* Records for the exercise *
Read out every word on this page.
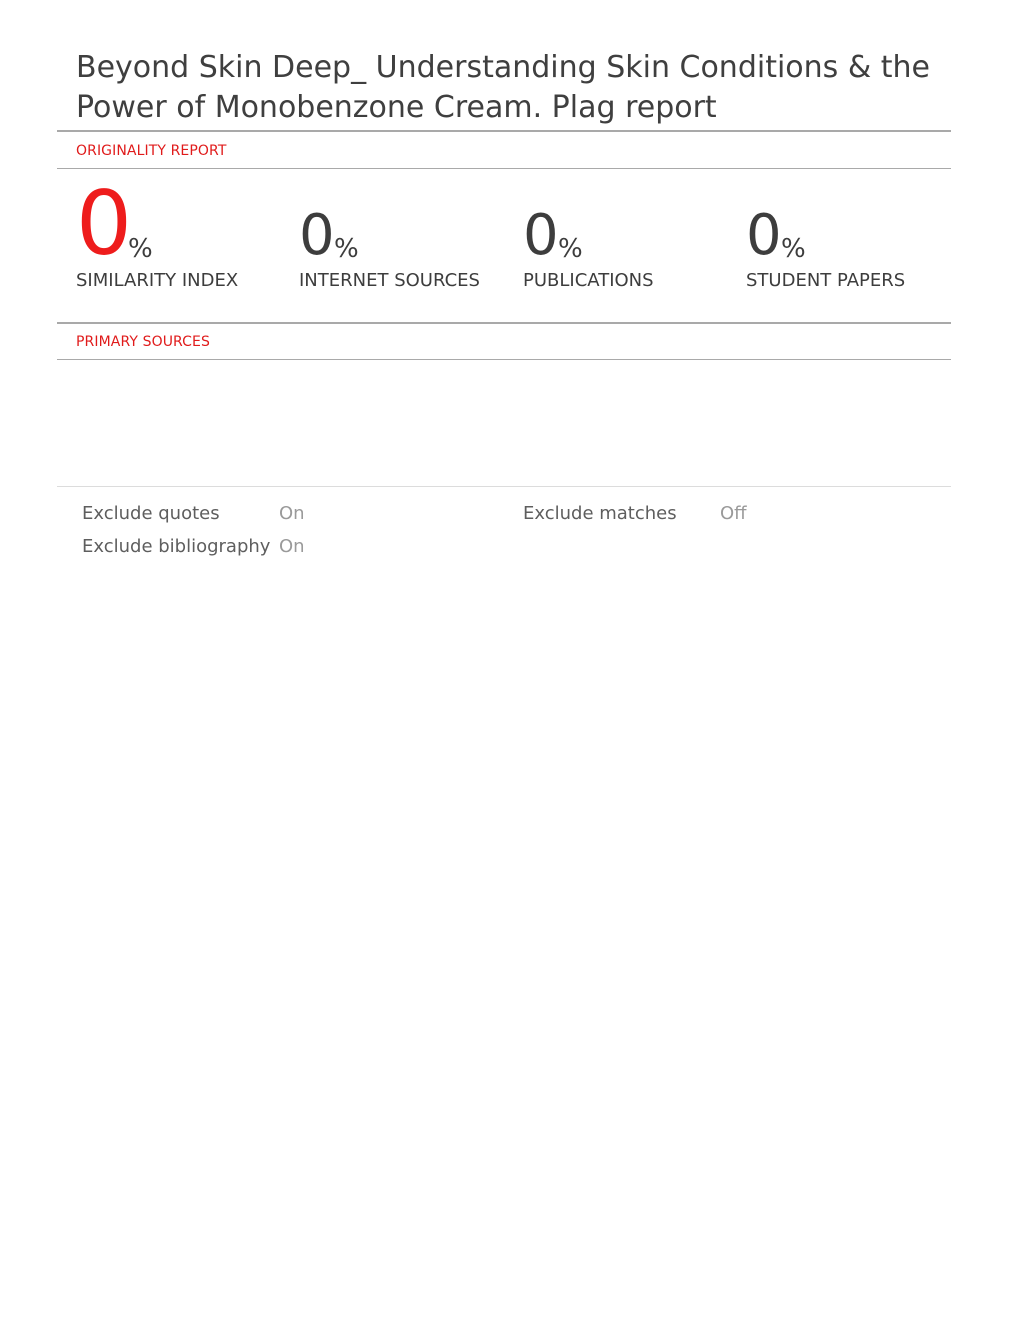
Beyond Skin Deep_ Understanding Skin Conditions & the
Power of Monobenzone Cream. Plag report
ORIGINALITY REPORT
0
%
SIMILARITY INDEX
0 %
INTERNET SOURCES
0 %
PUBLICATIONS
0 %
STUDENT PAPERS
PRIMARY SOURCES
Exclude quotes	On	Exclude matches Off
Exclude bibliography On
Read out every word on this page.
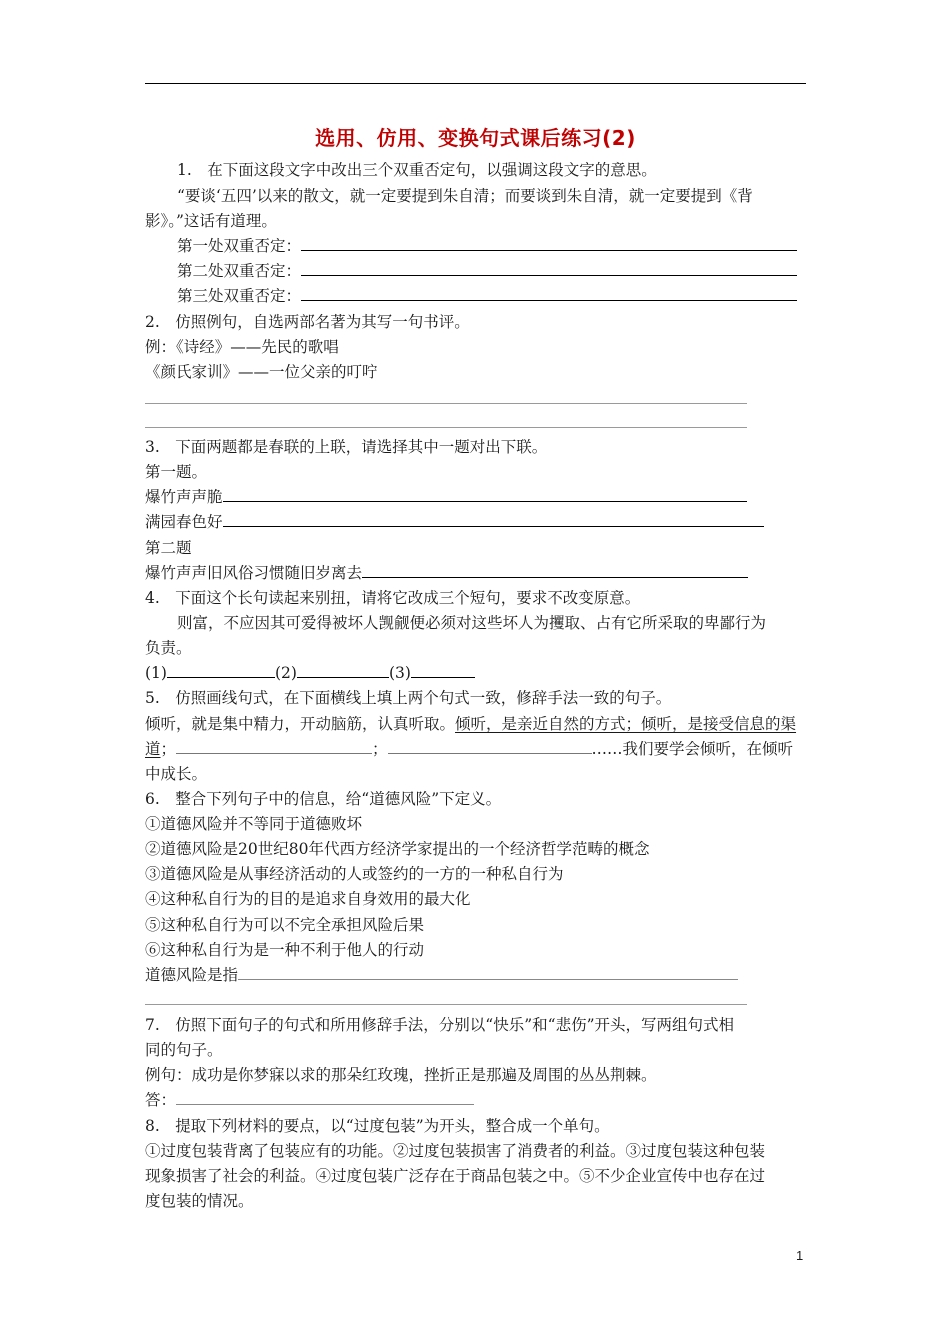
选用、仿用、变换句式课后练习(2)
1.　在下面这段文字中改出三个双重否定句，以强调这段文字的意思。
“要谈‘五四’以来的散文，就一定要提到朱自清；而要谈到朱自清，就一定要提到《背
影》。”这话有道理。
第一处双重否定：
第二处双重否定：
第三处双重否定：
2.　仿照例句，自选两部名著为其写一句书评。
例：《诗经》——先民的歌唱
《颜氏家训》——一位父亲的叮咛
3.　下面两题都是春联的上联，请选择其中一题对出下联。
第一题。
爆竹声声脆
满园春色好
第二题
爆竹声声旧风俗习惯随旧岁离去
4.　下面这个长句读起来别扭，请将它改成三个短句，要求不改变原意。
则富，不应因其可爱得被坏人觊觎便必须对这些坏人为攫取、占有它所采取的卑鄙行为
负责。
(1)	(2)	(3)
5.　仿照画线句式，在下面横线上填上两个句式一致，修辞手法一致的句子。
倾听，就是集中精力，开动脑筋，认真听取。倾听，是亲近自然的方式；倾听，是接受信息的渠
道；	；	……我们要学会倾听，在倾听
中成长。
6.　整合下列句子中的信息，给“道德风险”下定义。
①道德风险并不等同于道德败坏
②道德风险是20世纪80年代西方经济学家提出的一个经济哲学范畴的概念
③道德风险是从事经济活动的人或签约的一方的一种私自行为
④这种私自行为的目的是追求自身效用的最大化
⑤这种私自行为可以不完全承担风险后果
⑥这种私自行为是一种不利于他人的行动
道德风险是指
7.　仿照下面句子的句式和所用修辞手法，分别以“快乐”和“悲伤”开头，写两组句式相
同的句子。
例句：成功是你梦寐以求的那朵红玫瑰，挫折正是那遍及周围的丛丛荆棘。
答：
8.　提取下列材料的要点，以“过度包装”为开头，整合成一个单句。
①过度包装背离了包装应有的功能。②过度包装损害了消费者的利益。③过度包装这种包装
现象损害了社会的利益。④过度包装广泛存在于商品包装之中。⑤不少企业宣传中也存在过
度包装的情况。
1
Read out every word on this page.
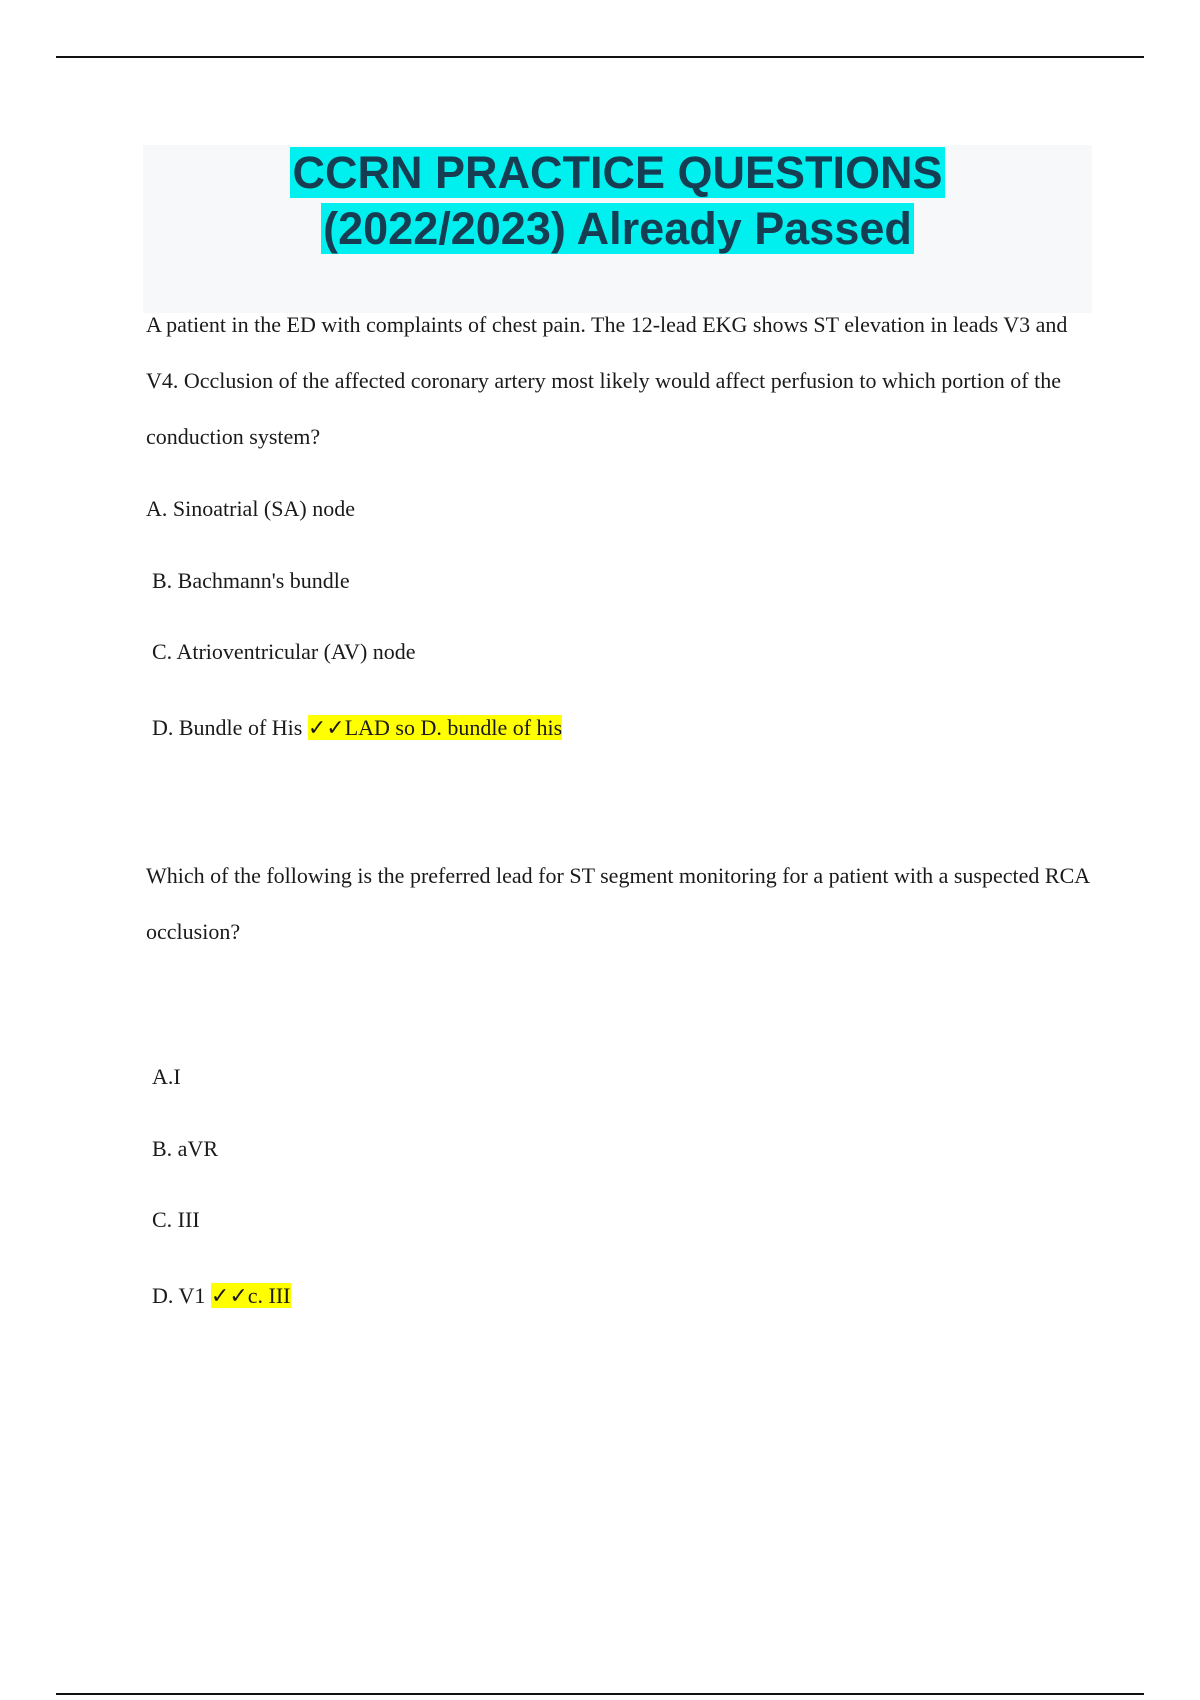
CCRN PRACTICE QUESTIONS
(2022/2023) Already Passed

A patient in the ED with complaints of chest pain. The 12-lead EKG shows ST elevation in leads V3 and V4. Occlusion of the affected coronary artery most likely would affect perfusion to which portion of the conduction system?

A. Sinoatrial (SA) node
B. Bachmann's bundle
C. Atrioventricular (AV) node
D. Bundle of His ✓✓LAD so D. bundle of his

Which of the following is the preferred lead for ST segment monitoring for a patient with a suspected RCA occlusion?

A.I
B. aVR
C. III
D. V1 ✓✓c. III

* Aim *
For this exercise, gather every line of the data that contains the word "bundle".

* Task solution *
B. Bachmann's bundle
D. Bundle of His ✓✓LAD so D. bundle of his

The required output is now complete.